ARTICLE -
-- -- --

It costs some accuracy to do so, but Q8 KV cache would be a fairly small drop in accuracy but allow you to use twice the context length.
a9udn9u@reddit (OP)
Oh I misread his message, my kv is at Q8, but how could kv quantization help fitting 35GB weights in 32GB VRAM?
Digger412@reddit
If you're using `--fit`, and if you don't increase the context size, then your KV takes up half the size it did previously and `--fit` will load more weights from RAM to VRAM to fill it up. So you'd get more by proxy.
antwon_dev@reddit
True. If OP is getting 256k context on fp16 alr, though, then maybe consider not quantizing the KV cache. 256k is a lot of usable context, and quality can certainly diminish when messing with attention.
But if you try out 512k @ Q8, let us know how it affects output quality/speed and memory usage!
waruby@reddit
see the
-ctkand-ctvcommand line options. If you compile the Rotorquant fork of llama.cpp you can do-ctk planar3 -ctv turbo3which give 10.3x compression of the KV cache for negligible loss in quality.Old-Sherbert-4495@reddit
are u running on a 5090?? coz im getting 40tkps on 4060ti 16vram and 32 sys ram 20 core cpu. so i think u can squeeze more out of it. i tweaked it manually using, ngl and cpu moe count. with q8 kv. instead of fit.
one thing to note is that fit does offload to cpu. but it works very different with dense (27b) and moe (active only 3b). u have to fit dense model fully to get best performance, offloading hurts a lot. but for moe offloading helps.
relmny@reddit
Have a look at this thread, you might find better options:
https://www.reddit.com/r/LocalLLaMA/comments/1sor55y/rtx_5070_ti_9800x3d_running_qwen3635ba3b_at_79_ts/
btw, with a slower 32GB GPU + 128gb RAM + ssd, I can run qwen3.5-397b q4kl at 5 t/s or 3.6-35b ud-q6-kl at 114 t/s (can even run kimi.k2.6 smol-iq2-ks but at only 2.18 t/s)
It's all about offloading to CPU
Worried-Squirrel2023@reddit
the 35B-A3B MoE part is the lever. only 3B params active per token means even spilling weights to system ram doesn't kill throughput like it would on a dense 35B. would be a different story on a dense model of the same total size.
fallingdowndizzyvr@reddit
I didn't find it to work that well. When I run models that will barely fit spread across multiples devices, GPUs or machines, I find that many times it falls to find a split that will run. It'll just OOM a device. But if I split the model by hand, I can squeeze it in and have it run.
see_spot_ruminate@reddit
Really? I have a quad 5060ti setup and it works great. If I don't mess/tweak with --fit-target, then I never have an issue. What is your command and what driver are you on?

-- -- --

LISTED RECORDS -
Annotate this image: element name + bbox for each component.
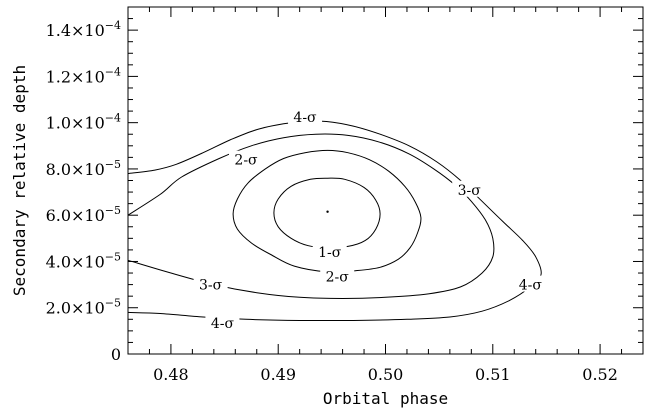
x-tick-label: 0.48 bbox=[153, 365, 189, 384]
contour-1-sigma bbox=[273, 177, 381, 249]
contour-label-bg bbox=[205, 313, 240, 330]
contour-labels: 1-σ 2-σ 3-σ 4-σ 4-σ 2-σ 3-σ 4-σ bbox=[193, 107, 548, 332]
plot-border bbox=[127, 6, 644, 355]
x-tick-label: 0.49 bbox=[260, 365, 296, 384]
contour-label: 4-σ bbox=[211, 316, 235, 332]
x-tick-label: 0.51 bbox=[475, 365, 511, 384]
contour-label-bg bbox=[312, 243, 347, 260]
contour-lines bbox=[127, 120, 542, 322]
contour-label-bg bbox=[229, 150, 264, 167]
contour-label: 3-σ bbox=[458, 183, 482, 199]
best-fit-point bbox=[326, 210, 329, 213]
y-axis-label: Secondary relative depth bbox=[10, 65, 29, 296]
y-tick-label: 1.4×10−4 bbox=[46, 19, 121, 40]
x-tick-label: 0.52 bbox=[582, 365, 618, 384]
y-tick-label: 1.2×10−4 bbox=[46, 65, 121, 86]
contour-label-bg bbox=[193, 275, 228, 292]
contour-4-sigma bbox=[127, 120, 542, 322]
y-tick-label: 8.0×10−5 bbox=[46, 158, 121, 179]
plot-frame bbox=[127, 6, 644, 355]
y-tick-label: 1.0×10−4 bbox=[46, 112, 121, 133]
contour-label: 4-σ bbox=[293, 110, 317, 126]
contour-label-bg bbox=[288, 107, 323, 124]
contour-2-sigma bbox=[232, 149, 422, 273]
contour-label: 2-σ bbox=[326, 270, 350, 286]
contour-label-bg bbox=[513, 275, 548, 292]
x-axis-label: Orbital phase bbox=[323, 389, 448, 408]
x-tick-label: 0.50 bbox=[368, 365, 404, 384]
x-axis: 0.48 0.49 0.50 0.51 0.52 bbox=[127, 7, 644, 384]
contour-label: 1-σ bbox=[318, 245, 342, 261]
y-tick-label: 0 bbox=[111, 345, 121, 364]
contour-label-bg bbox=[320, 267, 355, 284]
contour-label: 3-σ bbox=[199, 278, 223, 294]
y-tick-label: 2.0×10−5 bbox=[46, 297, 121, 318]
contour-label: 2-σ bbox=[234, 153, 258, 169]
y-tick-label: 6.0×10−5 bbox=[46, 204, 121, 225]
y-tick-label: 4.0×10−5 bbox=[46, 250, 121, 271]
contour-label-bg bbox=[452, 180, 487, 197]
contour-label: 4-σ bbox=[519, 278, 543, 294]
y-axis: 0 2.0×10−5 4.0×10−5 6.0×10−5 8.0×10−5 1.0×10−… bbox=[46, 6, 643, 364]
contour-3-sigma bbox=[127, 133, 495, 300]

-- -- --

TO-DO LIST -
• 1. Transcribe the forum thread about the KV cache, starting at "It costs some" and ending at "a9udn9u@reddit (OP)".
• 2. From the records, pick out each line that includes the string "axis" and copy those lines.

SOLUTIONS PER TASK -
• 1.
It costs some accuracy to do so, but Q8 KV cache would be a fairly small drop in accuracy but allow you to use twice the context length.
a9udn9u@reddit (OP)

• 2.
y-axis-label: Secondary relative depth bbox=[10, 65, 29, 296]
x-axis-label: Orbital phase bbox=[323, 389, 448, 408]
x-axis: 0.48 0.49 0.50 0.51 0.52 bbox=[127, 7, 644, 384]
y-axis: 0 2.0×10−5 4.0×10−5 6.0×10−5 8.0×10−5 1.0×10−… bbox=[46, 6, 643, 364]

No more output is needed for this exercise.